Stated goal 1 | Rewrite the entries as a numbered list with blank lines dropped, covering only the part that opens with their first line and closes with the line containing "card-title: Fin tournage".

··· Supplied passage ···

On the altar, the candlesticks are by R. Y. Goodden and the bronze crucifix is by Elisabeth Frink. Above the altar is a baldachino designed by Gibberd as a crown-like structure composed of aluminium rods, which incorporates loudspeakers and lights.  Around the interior are metal Stations of the Cross, designed by Sean Rice. Rice also designed the lectern, which includes two entwined eagles. In the Chapel of Reconciliation (formerly the Chapel of Saint Paul of the Cross), the stained glass was designed by Margaret Traherne.  Stephen Foster designed, carved and painted the panelling in the Chapel of St. Joseph. The Lady Chapel contains a statue of the Virgin and Child by Robert Brumby and stained glass by Margaret Traherne. In the Blessed Sacrament Chapel is a reredos and stained glass by Ceri Richards and a small statue of the Risen Christ by Arthur Dooley. In the Chapel of Unity (formerly the Chapel of Saint Thomas Aquinas) is a bronze stoup by Virginio Ciminaghi, and a mosaic of the Pentecost by Hungarian artist Georg Mayer-Marton which was moved from the Church of the Holy Ghost, Netherton, when it was demolished in 1989. The gates of the Baptistry were designed by David Atkins.

··· Data ···

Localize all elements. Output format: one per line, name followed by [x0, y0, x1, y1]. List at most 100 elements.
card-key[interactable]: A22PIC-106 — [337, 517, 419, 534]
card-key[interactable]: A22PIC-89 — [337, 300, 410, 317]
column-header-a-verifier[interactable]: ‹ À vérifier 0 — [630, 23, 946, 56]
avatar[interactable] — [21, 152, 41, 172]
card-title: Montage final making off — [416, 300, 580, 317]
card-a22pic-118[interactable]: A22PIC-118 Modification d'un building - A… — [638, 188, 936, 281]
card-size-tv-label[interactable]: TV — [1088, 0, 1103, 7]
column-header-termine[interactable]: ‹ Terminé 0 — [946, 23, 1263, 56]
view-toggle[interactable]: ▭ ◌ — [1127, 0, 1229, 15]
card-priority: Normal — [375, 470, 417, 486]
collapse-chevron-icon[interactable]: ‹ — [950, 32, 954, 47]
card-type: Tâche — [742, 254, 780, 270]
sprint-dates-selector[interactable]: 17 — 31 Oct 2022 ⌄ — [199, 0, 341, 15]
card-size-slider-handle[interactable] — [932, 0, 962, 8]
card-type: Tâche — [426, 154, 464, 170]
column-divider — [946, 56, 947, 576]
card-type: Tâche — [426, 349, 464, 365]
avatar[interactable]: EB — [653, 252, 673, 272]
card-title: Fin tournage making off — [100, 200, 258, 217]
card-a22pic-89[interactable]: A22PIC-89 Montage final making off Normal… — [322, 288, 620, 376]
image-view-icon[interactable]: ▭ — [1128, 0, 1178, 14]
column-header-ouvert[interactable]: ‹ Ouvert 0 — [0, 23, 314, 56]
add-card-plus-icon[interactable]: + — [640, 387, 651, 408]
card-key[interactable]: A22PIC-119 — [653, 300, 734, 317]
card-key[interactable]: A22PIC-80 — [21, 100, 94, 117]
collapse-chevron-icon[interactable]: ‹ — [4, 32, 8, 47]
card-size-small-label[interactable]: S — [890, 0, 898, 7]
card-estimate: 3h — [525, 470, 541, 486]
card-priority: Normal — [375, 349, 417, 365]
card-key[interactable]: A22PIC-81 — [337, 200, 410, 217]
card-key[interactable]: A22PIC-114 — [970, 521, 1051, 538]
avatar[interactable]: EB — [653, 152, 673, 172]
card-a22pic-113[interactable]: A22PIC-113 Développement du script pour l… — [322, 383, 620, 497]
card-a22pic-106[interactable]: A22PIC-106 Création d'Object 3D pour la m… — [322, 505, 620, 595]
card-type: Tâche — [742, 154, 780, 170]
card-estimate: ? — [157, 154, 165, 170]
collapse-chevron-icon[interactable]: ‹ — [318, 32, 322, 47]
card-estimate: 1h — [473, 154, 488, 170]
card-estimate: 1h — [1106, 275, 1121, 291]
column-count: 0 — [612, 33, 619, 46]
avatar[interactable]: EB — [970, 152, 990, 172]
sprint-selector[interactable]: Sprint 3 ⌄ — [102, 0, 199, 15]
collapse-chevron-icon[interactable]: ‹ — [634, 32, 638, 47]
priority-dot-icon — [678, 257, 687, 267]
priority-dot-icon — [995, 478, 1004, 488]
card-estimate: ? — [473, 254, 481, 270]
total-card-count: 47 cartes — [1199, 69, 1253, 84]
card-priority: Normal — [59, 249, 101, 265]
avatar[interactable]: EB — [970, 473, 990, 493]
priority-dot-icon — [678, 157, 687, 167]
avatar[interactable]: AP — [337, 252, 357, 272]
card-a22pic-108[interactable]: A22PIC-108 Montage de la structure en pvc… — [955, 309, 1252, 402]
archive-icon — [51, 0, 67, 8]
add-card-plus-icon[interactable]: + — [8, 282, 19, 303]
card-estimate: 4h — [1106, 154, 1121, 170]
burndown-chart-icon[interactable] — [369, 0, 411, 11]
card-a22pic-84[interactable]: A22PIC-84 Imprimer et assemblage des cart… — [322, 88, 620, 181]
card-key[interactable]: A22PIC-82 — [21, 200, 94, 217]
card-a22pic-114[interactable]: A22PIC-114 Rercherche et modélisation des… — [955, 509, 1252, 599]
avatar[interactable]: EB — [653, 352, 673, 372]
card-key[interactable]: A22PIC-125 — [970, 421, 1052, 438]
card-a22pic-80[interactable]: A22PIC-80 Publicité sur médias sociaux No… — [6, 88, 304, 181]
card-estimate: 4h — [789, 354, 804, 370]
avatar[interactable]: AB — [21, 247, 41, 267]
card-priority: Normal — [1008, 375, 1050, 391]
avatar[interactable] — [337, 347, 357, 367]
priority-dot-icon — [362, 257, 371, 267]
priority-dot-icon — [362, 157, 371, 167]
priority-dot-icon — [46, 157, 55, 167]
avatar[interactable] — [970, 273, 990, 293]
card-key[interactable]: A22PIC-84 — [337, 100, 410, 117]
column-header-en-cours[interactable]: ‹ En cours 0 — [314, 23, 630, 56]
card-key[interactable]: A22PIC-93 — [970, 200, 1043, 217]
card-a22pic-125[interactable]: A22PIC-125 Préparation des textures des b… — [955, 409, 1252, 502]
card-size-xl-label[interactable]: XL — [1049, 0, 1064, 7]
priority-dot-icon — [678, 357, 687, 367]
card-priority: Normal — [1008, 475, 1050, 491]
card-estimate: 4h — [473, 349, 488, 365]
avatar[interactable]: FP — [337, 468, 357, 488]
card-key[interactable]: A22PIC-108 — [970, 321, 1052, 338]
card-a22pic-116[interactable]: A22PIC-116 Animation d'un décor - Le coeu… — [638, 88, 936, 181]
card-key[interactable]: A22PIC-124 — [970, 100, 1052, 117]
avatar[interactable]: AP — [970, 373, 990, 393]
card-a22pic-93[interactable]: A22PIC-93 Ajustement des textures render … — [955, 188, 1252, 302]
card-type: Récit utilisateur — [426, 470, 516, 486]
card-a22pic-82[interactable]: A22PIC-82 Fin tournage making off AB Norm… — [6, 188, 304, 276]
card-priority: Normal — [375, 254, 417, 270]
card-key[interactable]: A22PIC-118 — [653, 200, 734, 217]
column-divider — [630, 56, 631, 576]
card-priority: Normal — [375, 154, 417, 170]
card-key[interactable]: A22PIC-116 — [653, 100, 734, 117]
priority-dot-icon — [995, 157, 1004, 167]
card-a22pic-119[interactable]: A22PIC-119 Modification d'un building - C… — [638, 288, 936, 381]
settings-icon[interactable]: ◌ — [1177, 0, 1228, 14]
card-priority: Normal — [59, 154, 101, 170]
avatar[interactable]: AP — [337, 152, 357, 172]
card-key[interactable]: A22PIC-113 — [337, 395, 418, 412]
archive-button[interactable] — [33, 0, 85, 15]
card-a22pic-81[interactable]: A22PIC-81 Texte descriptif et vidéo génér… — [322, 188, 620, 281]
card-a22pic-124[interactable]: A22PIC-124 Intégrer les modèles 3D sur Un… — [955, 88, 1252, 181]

···

Stated goal 2 | Continue the passage about the altar, chapels and their artworks from the point where it stops.

Final result 1 |
1. Localize all elements. Output format: one per line, name followed by [x0, y0, x1, y1]. List at most 100 elements.
2. card-key[interactable]: A22PIC-106 — [337, 517, 419, 534]
3. card-key[interactable]: A22PIC-89 — [337, 300, 410, 317]
4. column-header-a-verifier[interactable]: ‹ À vérifier 0 — [630, 23, 946, 56]
5. avatar[interactable] — [21, 152, 41, 172]
6. card-title: Montage final making off — [416, 300, 580, 317]
7. card-a22pic-118[interactable]: A22PIC-118 Modification d'un building - A… — [638, 188, 936, 281]
8. card-size-tv-label[interactable]: TV — [1088, 0, 1103, 7]
9. column-header-termine[interactable]: ‹ Terminé 0 — [946, 23, 1263, 56]
10. view-toggle[interactable]: ▭ ◌ — [1127, 0, 1229, 15]
11. card-priority: Normal — [375, 470, 417, 486]
12. collapse-chevron-icon[interactable]: ‹ — [950, 32, 954, 47]
13. card-type: Tâche — [742, 254, 780, 270]
14. sprint-dates-selector[interactable]: 17 — 31 Oct 2022 ⌄ — [199, 0, 341, 15]
15. card-size-slider-handle[interactable] — [932, 0, 962, 8]
16. card-type: Tâche — [426, 154, 464, 170]
17. column-divider — [946, 56, 947, 576]
18. card-type: Tâche — [426, 349, 464, 365]
19. avatar[interactable]: EB — [653, 252, 673, 272]
20. card-title: Fin tournage making off — [100, 200, 258, 217]

Final result 2 |
Architectural problems
The cathedral was built quickly and economically, and this led to problems with the fabric of the building, including leaks.  A programme of repairs was carried out during the 1990s. The building had been faced with mosaic tiles, but these were impossible to repair and were replaced with glass-reinforced plastic, which gave it a thicker appearance.  The aluminium in the lantern was replaced by stainless steel, and the slate paving of the platform was replaced with concrete flags.

Cathedral crypt 

The crypt under Liverpool Metropolitan Cathedral is the only part that was built according to Lutyens' design before construction stopped due to World War II; in 1962 Frederick Gibberd's design was built upon the Lutyens crypt. Structurally the crypt is built of brick together with granite from quarries in Penryn, Cornwall. Each year the crypt plays host to the Liverpool Beer Festival which attracts visitors, not only from all over UK but also Europe and places such as the United States and Australia. The crypt also hosts examinations for students at the University of Liverpool during exam periods.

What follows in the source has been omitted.